Output each line of the records below as a row in a Markdown table with the columns Row and Text. Number the rows in order and leave out any blank lines.

>> BEGIN Records shown

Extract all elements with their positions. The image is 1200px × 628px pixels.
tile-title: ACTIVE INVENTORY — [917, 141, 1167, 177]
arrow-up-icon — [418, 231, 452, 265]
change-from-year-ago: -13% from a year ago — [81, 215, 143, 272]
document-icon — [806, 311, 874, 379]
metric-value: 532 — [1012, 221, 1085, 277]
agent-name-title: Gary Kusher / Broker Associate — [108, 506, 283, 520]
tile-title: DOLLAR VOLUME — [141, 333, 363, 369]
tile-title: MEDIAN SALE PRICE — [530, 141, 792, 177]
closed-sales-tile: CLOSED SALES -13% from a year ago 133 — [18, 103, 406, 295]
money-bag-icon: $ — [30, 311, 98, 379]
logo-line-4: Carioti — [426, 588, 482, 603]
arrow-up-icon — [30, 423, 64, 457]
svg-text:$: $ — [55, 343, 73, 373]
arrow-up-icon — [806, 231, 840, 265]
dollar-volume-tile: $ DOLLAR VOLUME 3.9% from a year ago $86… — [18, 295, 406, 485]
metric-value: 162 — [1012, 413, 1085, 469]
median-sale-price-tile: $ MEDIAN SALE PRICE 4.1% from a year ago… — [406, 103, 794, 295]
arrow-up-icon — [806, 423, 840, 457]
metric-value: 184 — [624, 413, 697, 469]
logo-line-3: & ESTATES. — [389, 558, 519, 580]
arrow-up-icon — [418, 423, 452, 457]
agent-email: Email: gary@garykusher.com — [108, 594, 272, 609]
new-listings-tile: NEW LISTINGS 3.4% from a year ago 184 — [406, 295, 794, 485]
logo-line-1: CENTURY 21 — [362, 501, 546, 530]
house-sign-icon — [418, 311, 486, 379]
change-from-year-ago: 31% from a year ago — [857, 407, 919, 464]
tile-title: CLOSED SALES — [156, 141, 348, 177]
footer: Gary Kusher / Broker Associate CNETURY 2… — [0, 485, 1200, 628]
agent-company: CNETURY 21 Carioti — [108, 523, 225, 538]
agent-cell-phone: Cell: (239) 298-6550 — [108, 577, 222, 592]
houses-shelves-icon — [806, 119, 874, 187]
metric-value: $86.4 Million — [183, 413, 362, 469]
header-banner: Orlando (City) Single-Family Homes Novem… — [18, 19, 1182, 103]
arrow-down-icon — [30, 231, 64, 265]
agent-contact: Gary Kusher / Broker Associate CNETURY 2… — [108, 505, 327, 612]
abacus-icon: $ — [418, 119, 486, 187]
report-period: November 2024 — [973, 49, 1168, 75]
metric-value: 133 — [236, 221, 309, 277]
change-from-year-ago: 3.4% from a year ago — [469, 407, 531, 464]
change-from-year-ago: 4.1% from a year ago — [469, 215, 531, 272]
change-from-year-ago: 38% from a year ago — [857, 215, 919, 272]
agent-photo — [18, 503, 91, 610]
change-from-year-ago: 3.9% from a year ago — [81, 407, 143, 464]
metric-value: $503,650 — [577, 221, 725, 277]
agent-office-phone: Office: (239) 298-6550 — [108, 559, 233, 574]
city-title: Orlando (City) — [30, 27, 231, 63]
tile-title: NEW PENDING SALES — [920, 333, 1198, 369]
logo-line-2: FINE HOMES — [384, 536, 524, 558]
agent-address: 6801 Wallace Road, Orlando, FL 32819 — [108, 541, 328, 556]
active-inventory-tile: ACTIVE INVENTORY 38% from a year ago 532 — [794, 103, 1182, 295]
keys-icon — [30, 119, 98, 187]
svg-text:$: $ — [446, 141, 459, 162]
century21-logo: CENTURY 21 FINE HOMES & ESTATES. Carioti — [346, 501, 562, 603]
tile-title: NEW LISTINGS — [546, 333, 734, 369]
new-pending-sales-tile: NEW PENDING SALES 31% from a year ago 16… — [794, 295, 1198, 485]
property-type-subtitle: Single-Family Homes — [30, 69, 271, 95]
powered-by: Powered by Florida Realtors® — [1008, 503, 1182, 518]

>> END Records shown

- [Exercise output]
| Row | Text |
|---|---|
| 1 | Extract all elements with their positions. The image is 1200px × 628px pixels. |
| 2 | tile-title: ACTIVE INVENTORY — [917, 141, 1167, 177] |
| 3 | arrow-up-icon — [418, 231, 452, 265] |
| 4 | change-from-year-ago: -13% from a year ago — [81, 215, 143, 272] |
| 5 | document-icon — [806, 311, 874, 379] |
| 6 | metric-value: 532 — [1012, 221, 1085, 277] |
| 7 | agent-name-title: Gary Kusher / Broker Associate — [108, 506, 283, 520] |
| 8 | tile-title: DOLLAR VOLUME — [141, 333, 363, 369] |
| 9 | tile-title: MEDIAN SALE PRICE — [530, 141, 792, 177] |
| 10 | closed-sales-tile: CLOSED SALES -13% from a year ago 133 — [18, 103, 406, 295] |
| 11 | money-bag-icon: $ — [30, 311, 98, 379] |
| 12 | logo-line-4: Carioti — [426, 588, 482, 603] |
| 13 | arrow-up-icon — [30, 423, 64, 457] |
| 14 | svg-text:$: $ — [55, 343, 73, 373] |
| 15 | arrow-up-icon — [806, 231, 840, 265] |
| 16 | dollar-volume-tile: $ DOLLAR VOLUME 3.9% from a year ago $86… — [18, 295, 406, 485] |
| 17 | metric-value: 162 — [1012, 413, 1085, 469] |
| 18 | median-sale-price-tile: $ MEDIAN SALE PRICE 4.1% from a year ago… — [406, 103, 794, 295] |
| 19 | arrow-up-icon — [806, 423, 840, 457] |
| 20 | metric-value: 184 — [624, 413, 697, 469] |
| 21 | logo-line-3: & ESTATES. — [389, 558, 519, 580] |
| 22 | arrow-up-icon — [418, 423, 452, 457] |
| 23 | agent-email: Email: gary@garykusher.com — [108, 594, 272, 609] |
| 24 | new-listings-tile: NEW LISTINGS 3.4% from a year ago 184 — [406, 295, 794, 485] |
| 25 | logo-line-1: CENTURY 21 — [362, 501, 546, 530] |
| 26 | house-sign-icon — [418, 311, 486, 379] |
| 27 | change-from-year-ago: 31% from a year ago — [857, 407, 919, 464] |
| 28 | tile-title: CLOSED SALES — [156, 141, 348, 177] |
| 29 | footer: Gary Kusher / Broker Associate CNETURY 2… — [0, 485, 1200, 628] |
| 30 | agent-company: CNETURY 21 Carioti — [108, 523, 225, 538] |
| 31 | agent-cell-phone: Cell: (239) 298-6550 — [108, 577, 222, 592] |
| 32 | houses-shelves-icon — [806, 119, 874, 187] |
| 33 | metric-value: $86.4 Million — [183, 413, 362, 469] |
| 34 | header-banner: Orlando (City) Single-Family Homes Novem… — [18, 19, 1182, 103] |
| 35 | arrow-down-icon — [30, 231, 64, 265] |
| 36 | agent-contact: Gary Kusher / Broker Associate CNETURY 2… — [108, 505, 327, 612] |
| 37 | abacus-icon: $ — [418, 119, 486, 187] |
| 38 | report-period: November 2024 — [973, 49, 1168, 75] |
| 39 | metric-value: 133 — [236, 221, 309, 277] |
| 40 | change-from-year-ago: 3.4% from a year ago — [469, 407, 531, 464] |
| 41 | change-from-year-ago: 4.1% from a year ago — [469, 215, 531, 272] |
| 42 | change-from-year-ago: 38% from a year ago — [857, 215, 919, 272] |
| 43 | agent-photo — [18, 503, 91, 610] |
| 44 | change-from-year-ago: 3.9% from a year ago — [81, 407, 143, 464] |
| 45 | metric-value: $503,650 — [577, 221, 725, 277] |
| 46 | agent-office-phone: Office: (239) 298-6550 — [108, 559, 233, 574] |
| 47 | city-title: Orlando (City) — [30, 27, 231, 63] |
| 48 | tile-title: NEW PENDING SALES — [920, 333, 1198, 369] |
| 49 | logo-line-2: FINE HOMES — [384, 536, 524, 558] |
| 50 | agent-address: 6801 Wallace Road, Orlando, FL 32819 — [108, 541, 328, 556] |
| 51 | active-inventory-tile: ACTIVE INVENTORY 38% from a year ago 532 — [794, 103, 1182, 295] |
| 52 | keys-icon — [30, 119, 98, 187] |
| 53 | svg-text:$: $ — [446, 141, 459, 162] |
| 54 | century21-logo: CENTURY 21 FINE HOMES & ESTATES. Carioti — [346, 501, 562, 603] |
| 55 | tile-title: NEW LISTINGS — [546, 333, 734, 369] |
| 56 | new-pending-sales-tile: NEW PENDING SALES 31% from a year ago 16… — [794, 295, 1198, 485] |
| 57 | property-type-subtitle: Single-Family Homes — [30, 69, 271, 95] |
| 58 | powered-by: Powered by Florida Realtors® — [1008, 503, 1182, 518] |